- TASK REQUIREMENTS -
Reproduce all the entries exactly and keep the pictures out.

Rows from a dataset
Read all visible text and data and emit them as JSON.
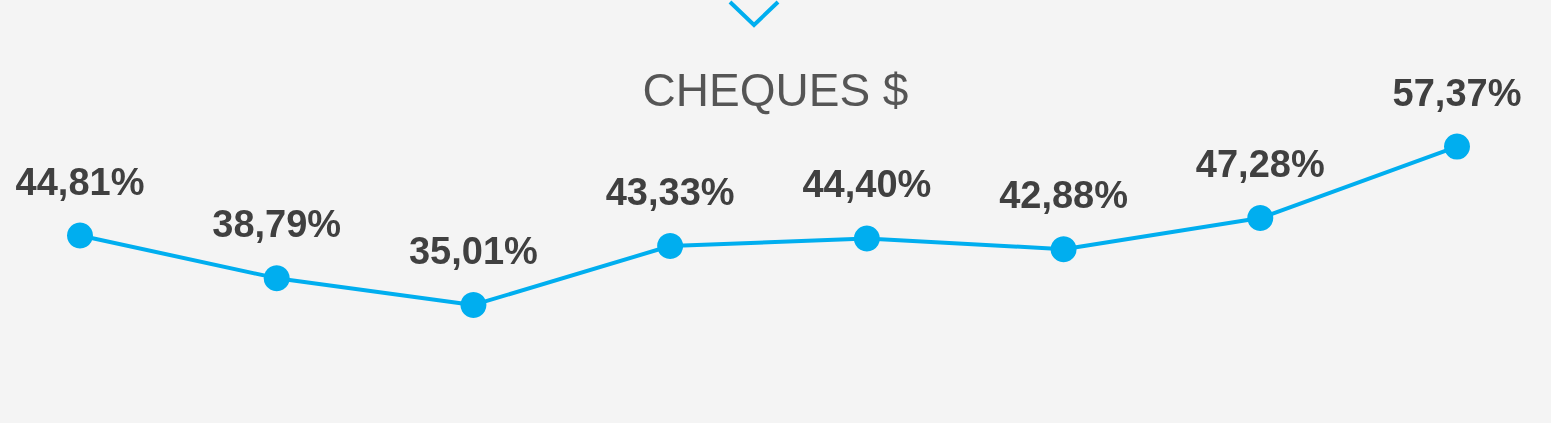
{
  "chart_data": {
    "type": "line",
    "title": "CHEQUES $",
    "categories": [
      null,
      null,
      null,
      null,
      null,
      null,
      null,
      null
    ],
    "series": [
      {
        "color": "#00aeef",
        "values": [
          44.81,
          38.79,
          35.01,
          43.33,
          44.4,
          42.88,
          47.28,
          57.37
        ],
        "value_labels": [
          "44,81%",
          "38,79%",
          "35,01%",
          "43,33%",
          "44,40%",
          "42,88%",
          "47,28%",
          "57,37%"
        ]
      }
    ],
    "marker": "circle",
    "line_style": "solid",
    "tick_labels": false
  }
}
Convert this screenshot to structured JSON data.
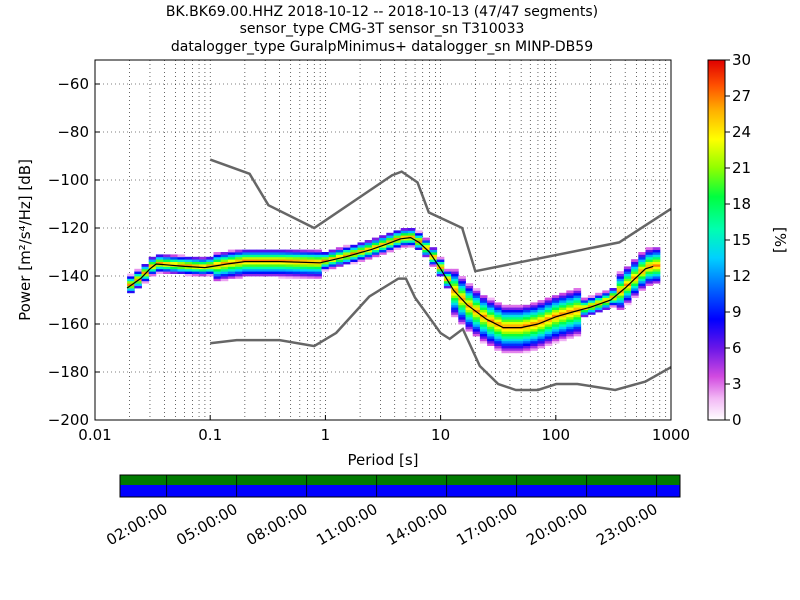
{
  "chart_data": {
    "type": "heatmap",
    "title_lines": [
      "BK.BK69.00.HHZ   2018-10-12 -- 2018-10-13  (47/47 segments)",
      "sensor_type CMG-3T sensor_sn T310033",
      "datalogger_type GuralpMinimus+ datalogger_sn MINP-DB59"
    ],
    "xlabel": "Period [s]",
    "ylabel": "Power [m²/s⁴/Hz] [dB]",
    "xscale": "log",
    "xlim": [
      0.01,
      1000
    ],
    "ylim": [
      -200,
      -50
    ],
    "x_ticks": [
      {
        "v": 0.01,
        "label": "0.01"
      },
      {
        "v": 0.1,
        "label": "0.1"
      },
      {
        "v": 1,
        "label": "1"
      },
      {
        "v": 10,
        "label": "10"
      },
      {
        "v": 100,
        "label": "100"
      },
      {
        "v": 1000,
        "label": "1000"
      }
    ],
    "y_ticks": [
      {
        "v": -60,
        "label": "−60"
      },
      {
        "v": -80,
        "label": "−80"
      },
      {
        "v": -100,
        "label": "−100"
      },
      {
        "v": -120,
        "label": "−120"
      },
      {
        "v": -140,
        "label": "−140"
      },
      {
        "v": -160,
        "label": "−160"
      },
      {
        "v": -180,
        "label": "−180"
      },
      {
        "v": -200,
        "label": "−200"
      }
    ],
    "grid": "dotted",
    "noise_models": [
      {
        "name": "NHNM",
        "points": [
          [
            0.1,
            -91.5
          ],
          [
            0.22,
            -97.4
          ],
          [
            0.32,
            -110.5
          ],
          [
            0.8,
            -120
          ],
          [
            3.8,
            -98
          ],
          [
            4.6,
            -96.5
          ],
          [
            6.3,
            -101
          ],
          [
            7.9,
            -113.5
          ],
          [
            15.4,
            -120
          ],
          [
            20,
            -138
          ],
          [
            354.8,
            -126
          ],
          [
            1000,
            -112
          ]
        ]
      },
      {
        "name": "NLNM",
        "points": [
          [
            0.1,
            -168
          ],
          [
            0.17,
            -166.7
          ],
          [
            0.4,
            -166.7
          ],
          [
            0.8,
            -169.2
          ],
          [
            1.24,
            -163.7
          ],
          [
            2.4,
            -148.6
          ],
          [
            4.3,
            -141.1
          ],
          [
            5,
            -141.1
          ],
          [
            6,
            -149
          ],
          [
            10,
            -163.8
          ],
          [
            12,
            -166.2
          ],
          [
            15.6,
            -162.1
          ],
          [
            21.9,
            -177.5
          ],
          [
            31.6,
            -185
          ],
          [
            45,
            -187.5
          ],
          [
            70,
            -187.5
          ],
          [
            101,
            -185
          ],
          [
            154,
            -185
          ],
          [
            328,
            -187.5
          ],
          [
            600,
            -184
          ],
          [
            1000,
            -178
          ]
        ]
      }
    ],
    "mode_line": {
      "name": "mode",
      "points": [
        [
          0.019,
          -145
        ],
        [
          0.025,
          -141
        ],
        [
          0.03,
          -137
        ],
        [
          0.034,
          -135
        ],
        [
          0.045,
          -135.5
        ],
        [
          0.06,
          -136
        ],
        [
          0.09,
          -136.5
        ],
        [
          0.14,
          -135
        ],
        [
          0.2,
          -134
        ],
        [
          0.4,
          -134
        ],
        [
          0.9,
          -134.5
        ],
        [
          1.5,
          -132
        ],
        [
          2.5,
          -129
        ],
        [
          3.5,
          -126.5
        ],
        [
          4.5,
          -124.5
        ],
        [
          5.5,
          -124
        ],
        [
          6.5,
          -126
        ],
        [
          8,
          -130
        ],
        [
          10,
          -137
        ],
        [
          13,
          -146
        ],
        [
          17,
          -152
        ],
        [
          25,
          -158
        ],
        [
          35,
          -161.5
        ],
        [
          50,
          -161.5
        ],
        [
          70,
          -160
        ],
        [
          100,
          -157
        ],
        [
          140,
          -155
        ],
        [
          200,
          -153
        ],
        [
          300,
          -150
        ],
        [
          400,
          -145
        ],
        [
          600,
          -137
        ],
        [
          700,
          -136
        ]
      ]
    },
    "colorbar": {
      "label": "[%]",
      "range": [
        0,
        30
      ],
      "ticks": [
        0,
        3,
        6,
        9,
        12,
        15,
        18,
        21,
        24,
        27,
        30
      ]
    },
    "time_axis": {
      "labels": [
        "02:00:00",
        "05:00:00",
        "08:00:00",
        "11:00:00",
        "14:00:00",
        "17:00:00",
        "20:00:00",
        "23:00:00"
      ]
    }
  }
}
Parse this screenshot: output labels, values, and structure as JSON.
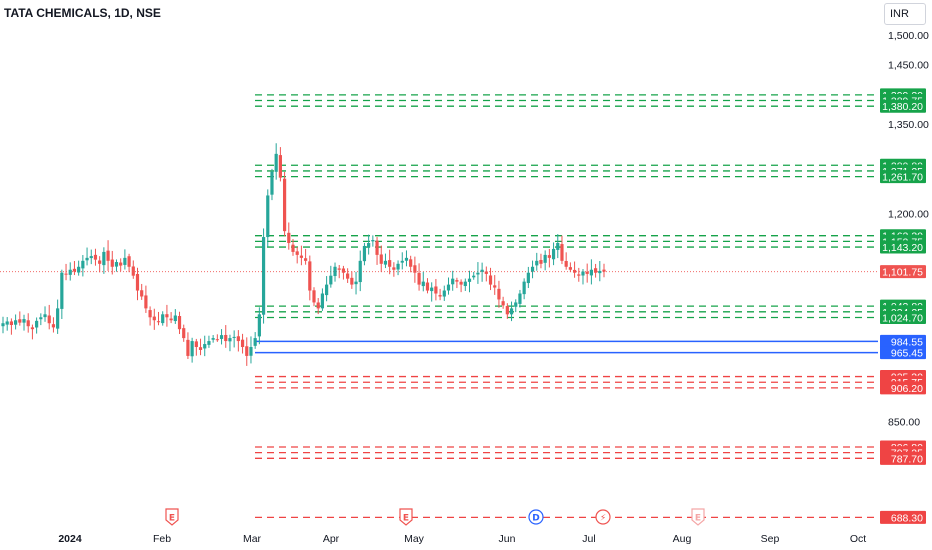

- SOLUTION BELOW -
Read all visible text and data and emit them as JSON.
{
  "chart_data": {
    "type": "line",
    "title": "CHEQUES $",
    "categories": [
      null,
      null,
      null,
      null,
      null,
      null,
      null,
      null
    ],
    "series": [
      {
        "color": "#00aeef",
        "values": [
          44.81,
          38.79,
          35.01,
          43.33,
          44.4,
          42.88,
          47.28,
          57.37
        ],
        "value_labels": [
          "44,81%",
          "38,79%",
          "35,01%",
          "43,33%",
          "44,40%",
          "42,88%",
          "47,28%",
          "57,37%"
        ]
      }
    ],
    "marker": "circle",
    "line_style": "solid",
    "tick_labels": false
  }
}
Convert this screenshot to structured JSON data.
{
  "chart_data": {
    "type": "heatmap",
    "title_lines": [
      "BK.BK69.00.HHZ   2018-10-12 -- 2018-10-13  (47/47 segments)",
      "sensor_type CMG-3T sensor_sn T310033",
      "datalogger_type GuralpMinimus+ datalogger_sn MINP-DB59"
    ],
    "xlabel": "Period [s]",
    "ylabel": "Power [m²/s⁴/Hz] [dB]",
    "xscale": "log",
    "xlim": [
      0.01,
      1000
    ],
    "ylim": [
      -200,
      -50
    ],
    "x_ticks": [
      {
        "v": 0.01,
        "label": "0.01"
      },
      {
        "v": 0.1,
        "label": "0.1"
      },
      {
        "v": 1,
        "label": "1"
      },
      {
        "v": 10,
        "label": "10"
      },
      {
        "v": 100,
        "label": "100"
      },
      {
        "v": 1000,
        "label": "1000"
      }
    ],
    "y_ticks": [
      {
        "v": -60,
        "label": "−60"
      },
      {
        "v": -80,
        "label": "−80"
      },
      {
        "v": -100,
        "label": "−100"
      },
      {
        "v": -120,
        "label": "−120"
      },
      {
        "v": -140,
        "label": "−140"
      },
      {
        "v": -160,
        "label": "−160"
      },
      {
        "v": -180,
        "label": "−180"
      },
      {
        "v": -200,
        "label": "−200"
      }
    ],
    "grid": "dotted",
    "noise_models": [
      {
        "name": "NHNM",
        "points": [
          [
            0.1,
            -91.5
          ],
          [
            0.22,
            -97.4
          ],
          [
            0.32,
            -110.5
          ],
          [
            0.8,
            -120
          ],
          [
            3.8,
            -98
          ],
          [
            4.6,
            -96.5
          ],
          [
            6.3,
            -101
          ],
          [
            7.9,
            -113.5
          ],
          [
            15.4,
            -120
          ],
          [
            20,
            -138
          ],
          [
            354.8,
            -126
          ],
          [
            1000,
            -112
          ]
        ]
      },
      {
        "name": "NLNM",
        "points": [
          [
            0.1,
            -168
          ],
          [
            0.17,
            -166.7
          ],
          [
            0.4,
            -166.7
          ],
          [
            0.8,
            -169.2
          ],
          [
            1.24,
            -163.7
          ],
          [
            2.4,
            -148.6
          ],
          [
            4.3,
            -141.1
          ],
          [
            5,
            -141.1
          ],
          [
            6,
            -149
          ],
          [
            10,
            -163.8
          ],
          [
            12,
            -166.2
          ],
          [
            15.6,
            -162.1
          ],
          [
            21.9,
            -177.5
          ],
          [
            31.6,
            -185
          ],
          [
            45,
            -187.5
          ],
          [
            70,
            -187.5
          ],
          [
            101,
            -185
          ],
          [
            154,
            -185
          ],
          [
            328,
            -187.5
          ],
          [
            600,
            -184
          ],
          [
            1000,
            -178
          ]
        ]
      }
    ],
    "mode_line": {
      "name": "mode",
      "points": [
        [
          0.019,
          -145
        ],
        [
          0.025,
          -141
        ],
        [
          0.03,
          -137
        ],
        [
          0.034,
          -135
        ],
        [
          0.045,
          -135.5
        ],
        [
          0.06,
          -136
        ],
        [
          0.09,
          -136.5
        ],
        [
          0.14,
          -135
        ],
        [
          0.2,
          -134
        ],
        [
          0.4,
          -134
        ],
        [
          0.9,
          -134.5
        ],
        [
          1.5,
          -132
        ],
        [
          2.5,
          -129
        ],
        [
          3.5,
          -126.5
        ],
        [
          4.5,
          -124.5
        ],
        [
          5.5,
          -124
        ],
        [
          6.5,
          -126
        ],
        [
          8,
          -130
        ],
        [
          10,
          -137
        ],
        [
          13,
          -146
        ],
        [
          17,
          -152
        ],
        [
          25,
          -158
        ],
        [
          35,
          -161.5
        ],
        [
          50,
          -161.5
        ],
        [
          70,
          -160
        ],
        [
          100,
          -157
        ],
        [
          140,
          -155
        ],
        [
          200,
          -153
        ],
        [
          300,
          -150
        ],
        [
          400,
          -145
        ],
        [
          600,
          -137
        ],
        [
          700,
          -136
        ]
      ]
    },
    "colorbar": {
      "label": "[%]",
      "range": [
        0,
        30
      ],
      "ticks": [
        0,
        3,
        6,
        9,
        12,
        15,
        18,
        21,
        24,
        27,
        30
      ]
    },
    "time_axis": {
      "labels": [
        "02:00:00",
        "05:00:00",
        "08:00:00",
        "11:00:00",
        "14:00:00",
        "17:00:00",
        "20:00:00",
        "23:00:00"
      ]
    }
  }
}
Parse this screenshot: output labels, values, and structure as JSON.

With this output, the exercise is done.